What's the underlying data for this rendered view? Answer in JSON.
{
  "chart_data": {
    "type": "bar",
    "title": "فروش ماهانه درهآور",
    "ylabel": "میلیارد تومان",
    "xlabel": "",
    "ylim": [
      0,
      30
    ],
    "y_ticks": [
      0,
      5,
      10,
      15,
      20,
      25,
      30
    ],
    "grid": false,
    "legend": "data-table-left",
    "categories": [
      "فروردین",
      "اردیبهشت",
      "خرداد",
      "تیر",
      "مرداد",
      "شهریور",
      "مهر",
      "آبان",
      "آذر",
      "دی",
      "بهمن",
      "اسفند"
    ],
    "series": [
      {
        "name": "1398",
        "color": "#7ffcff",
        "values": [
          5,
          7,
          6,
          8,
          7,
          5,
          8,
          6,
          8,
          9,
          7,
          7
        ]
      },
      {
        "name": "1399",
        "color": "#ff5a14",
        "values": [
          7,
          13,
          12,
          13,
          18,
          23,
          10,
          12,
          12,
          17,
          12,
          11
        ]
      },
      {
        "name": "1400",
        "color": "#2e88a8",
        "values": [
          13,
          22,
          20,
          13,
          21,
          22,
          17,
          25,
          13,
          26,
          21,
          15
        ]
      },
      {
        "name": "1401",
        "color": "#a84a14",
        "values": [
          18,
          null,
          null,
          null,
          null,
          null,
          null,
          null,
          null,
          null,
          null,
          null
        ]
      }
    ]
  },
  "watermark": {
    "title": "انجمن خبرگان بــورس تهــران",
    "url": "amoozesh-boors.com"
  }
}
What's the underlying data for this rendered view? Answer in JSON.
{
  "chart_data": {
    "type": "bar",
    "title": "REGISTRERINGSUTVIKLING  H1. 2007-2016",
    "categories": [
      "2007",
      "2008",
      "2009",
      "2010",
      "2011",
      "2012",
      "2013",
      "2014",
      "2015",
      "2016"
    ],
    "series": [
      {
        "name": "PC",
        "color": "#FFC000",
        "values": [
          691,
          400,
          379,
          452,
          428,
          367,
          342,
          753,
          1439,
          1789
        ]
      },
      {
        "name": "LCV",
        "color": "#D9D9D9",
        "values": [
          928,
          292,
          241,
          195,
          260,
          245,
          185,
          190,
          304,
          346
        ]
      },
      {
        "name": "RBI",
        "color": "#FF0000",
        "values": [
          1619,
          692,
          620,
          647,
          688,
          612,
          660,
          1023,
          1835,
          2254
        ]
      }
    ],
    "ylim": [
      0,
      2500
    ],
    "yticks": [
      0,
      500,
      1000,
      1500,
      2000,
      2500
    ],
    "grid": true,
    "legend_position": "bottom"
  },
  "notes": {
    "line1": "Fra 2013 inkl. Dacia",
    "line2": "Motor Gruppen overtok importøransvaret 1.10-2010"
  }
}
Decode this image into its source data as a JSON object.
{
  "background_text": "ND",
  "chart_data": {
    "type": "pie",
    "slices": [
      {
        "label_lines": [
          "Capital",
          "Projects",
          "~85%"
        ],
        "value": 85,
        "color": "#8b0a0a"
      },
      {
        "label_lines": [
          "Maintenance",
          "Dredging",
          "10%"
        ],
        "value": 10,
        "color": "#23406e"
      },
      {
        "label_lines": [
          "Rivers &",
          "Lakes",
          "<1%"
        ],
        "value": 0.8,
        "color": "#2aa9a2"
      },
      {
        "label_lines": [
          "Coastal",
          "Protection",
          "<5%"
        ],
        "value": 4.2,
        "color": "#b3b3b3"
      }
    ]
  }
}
+ + + + + + +
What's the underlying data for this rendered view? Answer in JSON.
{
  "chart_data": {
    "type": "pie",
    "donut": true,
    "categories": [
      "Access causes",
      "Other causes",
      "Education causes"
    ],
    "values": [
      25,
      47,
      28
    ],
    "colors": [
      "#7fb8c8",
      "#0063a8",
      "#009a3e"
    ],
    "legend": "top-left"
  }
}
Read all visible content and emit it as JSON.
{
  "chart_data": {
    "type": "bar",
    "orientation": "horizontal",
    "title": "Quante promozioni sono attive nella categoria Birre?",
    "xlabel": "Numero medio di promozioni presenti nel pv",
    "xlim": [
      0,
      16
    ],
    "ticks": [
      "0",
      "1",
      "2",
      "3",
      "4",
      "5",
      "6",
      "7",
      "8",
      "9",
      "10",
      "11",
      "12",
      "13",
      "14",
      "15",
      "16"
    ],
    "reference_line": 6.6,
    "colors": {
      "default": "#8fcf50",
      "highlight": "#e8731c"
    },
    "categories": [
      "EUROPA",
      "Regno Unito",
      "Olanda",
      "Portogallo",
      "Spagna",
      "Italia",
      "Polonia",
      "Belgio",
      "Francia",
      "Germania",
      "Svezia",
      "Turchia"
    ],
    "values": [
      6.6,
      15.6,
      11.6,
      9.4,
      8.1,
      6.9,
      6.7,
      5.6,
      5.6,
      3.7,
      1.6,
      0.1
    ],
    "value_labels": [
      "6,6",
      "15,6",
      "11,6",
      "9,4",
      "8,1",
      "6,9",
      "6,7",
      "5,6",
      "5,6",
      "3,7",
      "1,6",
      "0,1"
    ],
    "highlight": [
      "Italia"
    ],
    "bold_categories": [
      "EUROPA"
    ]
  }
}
+ + + + + + +
- [WHAT TO DO] Where a line holds "promozioni", copy it out.

- [EXERCISE RESULT]
    "title": "Quante promozioni sono attive nella categoria Birre?",
    "xlabel": "Numero medio di promozioni presenti nel pv",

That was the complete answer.